▸ **Written exercise**
Extract each line of the data and write it out again exactly.

▸ **The input**

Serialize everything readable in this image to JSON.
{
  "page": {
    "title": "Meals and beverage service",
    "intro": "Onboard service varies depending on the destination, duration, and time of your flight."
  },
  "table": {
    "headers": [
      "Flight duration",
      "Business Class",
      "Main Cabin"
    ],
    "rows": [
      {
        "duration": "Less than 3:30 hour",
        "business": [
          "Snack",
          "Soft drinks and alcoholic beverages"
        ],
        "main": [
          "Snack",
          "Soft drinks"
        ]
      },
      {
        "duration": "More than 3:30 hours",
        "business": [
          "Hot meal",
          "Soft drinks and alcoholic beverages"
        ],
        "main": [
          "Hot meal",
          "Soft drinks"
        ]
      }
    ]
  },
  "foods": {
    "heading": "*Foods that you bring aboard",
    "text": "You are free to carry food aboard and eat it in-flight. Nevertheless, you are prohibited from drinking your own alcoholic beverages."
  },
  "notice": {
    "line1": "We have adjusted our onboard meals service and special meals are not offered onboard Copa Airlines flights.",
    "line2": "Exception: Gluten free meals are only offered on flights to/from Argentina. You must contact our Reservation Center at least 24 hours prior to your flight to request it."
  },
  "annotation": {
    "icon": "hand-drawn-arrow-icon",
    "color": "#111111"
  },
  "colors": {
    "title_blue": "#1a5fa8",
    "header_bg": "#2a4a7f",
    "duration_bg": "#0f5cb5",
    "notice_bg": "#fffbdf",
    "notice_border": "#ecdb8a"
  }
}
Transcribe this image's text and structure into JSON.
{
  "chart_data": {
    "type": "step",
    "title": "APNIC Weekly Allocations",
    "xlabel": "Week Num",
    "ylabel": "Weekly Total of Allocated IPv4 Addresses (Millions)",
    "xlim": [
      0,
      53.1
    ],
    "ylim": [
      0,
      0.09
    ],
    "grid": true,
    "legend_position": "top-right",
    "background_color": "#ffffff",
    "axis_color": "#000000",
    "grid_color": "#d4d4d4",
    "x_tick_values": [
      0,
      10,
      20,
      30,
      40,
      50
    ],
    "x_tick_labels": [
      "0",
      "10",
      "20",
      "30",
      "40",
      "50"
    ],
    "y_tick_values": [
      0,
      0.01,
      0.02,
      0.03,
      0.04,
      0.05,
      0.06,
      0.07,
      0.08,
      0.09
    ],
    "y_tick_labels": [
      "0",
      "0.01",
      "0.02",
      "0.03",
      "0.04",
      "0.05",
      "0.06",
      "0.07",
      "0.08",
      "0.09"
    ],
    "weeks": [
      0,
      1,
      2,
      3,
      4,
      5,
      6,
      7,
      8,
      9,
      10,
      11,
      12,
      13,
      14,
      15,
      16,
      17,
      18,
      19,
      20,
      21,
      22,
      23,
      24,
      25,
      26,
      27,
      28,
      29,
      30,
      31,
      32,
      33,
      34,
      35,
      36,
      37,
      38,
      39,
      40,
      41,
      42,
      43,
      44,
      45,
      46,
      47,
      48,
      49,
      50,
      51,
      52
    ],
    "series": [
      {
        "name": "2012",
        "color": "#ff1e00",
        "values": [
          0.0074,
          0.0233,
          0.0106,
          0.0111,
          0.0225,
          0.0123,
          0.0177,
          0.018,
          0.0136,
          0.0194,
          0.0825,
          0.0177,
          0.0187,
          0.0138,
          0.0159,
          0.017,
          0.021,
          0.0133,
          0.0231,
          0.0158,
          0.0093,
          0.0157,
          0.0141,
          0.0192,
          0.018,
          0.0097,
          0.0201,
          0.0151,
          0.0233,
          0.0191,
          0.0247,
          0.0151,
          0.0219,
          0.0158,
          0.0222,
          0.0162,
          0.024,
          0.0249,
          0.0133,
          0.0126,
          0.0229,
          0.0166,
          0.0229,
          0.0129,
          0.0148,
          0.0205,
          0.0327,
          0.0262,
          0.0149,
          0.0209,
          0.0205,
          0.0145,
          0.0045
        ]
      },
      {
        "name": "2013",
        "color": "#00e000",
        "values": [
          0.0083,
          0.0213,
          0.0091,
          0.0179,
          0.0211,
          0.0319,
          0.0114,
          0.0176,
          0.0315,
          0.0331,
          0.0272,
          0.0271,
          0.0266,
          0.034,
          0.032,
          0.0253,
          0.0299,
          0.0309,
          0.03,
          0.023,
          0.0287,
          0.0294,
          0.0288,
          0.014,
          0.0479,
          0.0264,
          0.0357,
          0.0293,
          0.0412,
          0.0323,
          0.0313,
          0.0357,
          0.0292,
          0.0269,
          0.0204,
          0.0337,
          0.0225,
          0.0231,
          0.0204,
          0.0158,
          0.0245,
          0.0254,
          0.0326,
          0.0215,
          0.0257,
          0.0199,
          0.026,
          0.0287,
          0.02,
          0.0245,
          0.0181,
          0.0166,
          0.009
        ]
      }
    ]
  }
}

▸ **Solution**
Serialize everything readable in this image to JSON.
{
  "page": {
    "title": "Meals and beverage service",
    "intro": "Onboard service varies depending on the destination, duration, and time of your flight."
  },
  "table": {
    "headers": [
      "Flight duration",
      "Business Class",
      "Main Cabin"
    ],
    "rows": [
      {
        "duration": "Less than 3:30 hour",
        "business": [
          "Snack",
          "Soft drinks and alcoholic beverages"
        ],
        "main": [
          "Snack",
          "Soft drinks"
        ]
      },
      {
        "duration": "More than 3:30 hours",
        "business": [
          "Hot meal",
          "Soft drinks and alcoholic beverages"
        ],
        "main": [
          "Hot meal",
          "Soft drinks"
        ]
      }
    ]
  },
  "foods": {
    "heading": "*Foods that you bring aboard",
    "text": "You are free to carry food aboard and eat it in-flight. Nevertheless, you are prohibited from drinking your own alcoholic beverages."
  },
  "notice": {
    "line1": "We have adjusted our onboard meals service and special meals are not offered onboard Copa Airlines flights.",
    "line2": "Exception: Gluten free meals are only offered on flights to/from Argentina. You must contact our Reservation Center at least 24 hours prior to your flight to request it."
  },
  "annotation": {
    "icon": "hand-drawn-arrow-icon",
    "color": "#111111"
  },
  "colors": {
    "title_blue": "#1a5fa8",
    "header_bg": "#2a4a7f",
    "duration_bg": "#0f5cb5",
    "notice_bg": "#fffbdf",
    "notice_border": "#ecdb8a"
  }
}
Transcribe this image's text and structure into JSON.
{
  "chart_data": {
    "type": "step",
    "title": "APNIC Weekly Allocations",
    "xlabel": "Week Num",
    "ylabel": "Weekly Total of Allocated IPv4 Addresses (Millions)",
    "xlim": [
      0,
      53.1
    ],
    "ylim": [
      0,
      0.09
    ],
    "grid": true,
    "legend_position": "top-right",
    "background_color": "#ffffff",
    "axis_color": "#000000",
    "grid_color": "#d4d4d4",
    "x_tick_values": [
      0,
      10,
      20,
      30,
      40,
      50
    ],
    "x_tick_labels": [
      "0",
      "10",
      "20",
      "30",
      "40",
      "50"
    ],
    "y_tick_values": [
      0,
      0.01,
      0.02,
      0.03,
      0.04,
      0.05,
      0.06,
      0.07,
      0.08,
      0.09
    ],
    "y_tick_labels": [
      "0",
      "0.01",
      "0.02",
      "0.03",
      "0.04",
      "0.05",
      "0.06",
      "0.07",
      "0.08",
      "0.09"
    ],
    "weeks": [
      0,
      1,
      2,
      3,
      4,
      5,
      6,
      7,
      8,
      9,
      10,
      11,
      12,
      13,
      14,
      15,
      16,
      17,
      18,
      19,
      20,
      21,
      22,
      23,
      24,
      25,
      26,
      27,
      28,
      29,
      30,
      31,
      32,
      33,
      34,
      35,
      36,
      37,
      38,
      39,
      40,
      41,
      42,
      43,
      44,
      45,
      46,
      47,
      48,
      49,
      50,
      51,
      52
    ],
    "series": [
      {
        "name": "2012",
        "color": "#ff1e00",
        "values": [
          0.0074,
          0.0233,
          0.0106,
          0.0111,
          0.0225,
          0.0123,
          0.0177,
          0.018,
          0.0136,
          0.0194,
          0.0825,
          0.0177,
          0.0187,
          0.0138,
          0.0159,
          0.017,
          0.021,
          0.0133,
          0.0231,
          0.0158,
          0.0093,
          0.0157,
          0.0141,
          0.0192,
          0.018,
          0.0097,
          0.0201,
          0.0151,
          0.0233,
          0.0191,
          0.0247,
          0.0151,
          0.0219,
          0.0158,
          0.0222,
          0.0162,
          0.024,
          0.0249,
          0.0133,
          0.0126,
          0.0229,
          0.0166,
          0.0229,
          0.0129,
          0.0148,
          0.0205,
          0.0327,
          0.0262,
          0.0149,
          0.0209,
          0.0205,
          0.0145,
          0.0045
        ]
      },
      {
        "name": "2013",
        "color": "#00e000",
        "values": [
          0.0083,
          0.0213,
          0.0091,
          0.0179,
          0.0211,
          0.0319,
          0.0114,
          0.0176,
          0.0315,
          0.0331,
          0.0272,
          0.0271,
          0.0266,
          0.034,
          0.032,
          0.0253,
          0.0299,
          0.0309,
          0.03,
          0.023,
          0.0287,
          0.0294,
          0.0288,
          0.014,
          0.0479,
          0.0264,
          0.0357,
          0.0293,
          0.0412,
          0.0323,
          0.0313,
          0.0357,
          0.0292,
          0.0269,
          0.0204,
          0.0337,
          0.0225,
          0.0231,
          0.0204,
          0.0158,
          0.0245,
          0.0254,
          0.0326,
          0.0215,
          0.0257,
          0.0199,
          0.026,
          0.0287,
          0.02,
          0.0245,
          0.0181,
          0.0166,
          0.009
        ]
      }
    ]
  }
}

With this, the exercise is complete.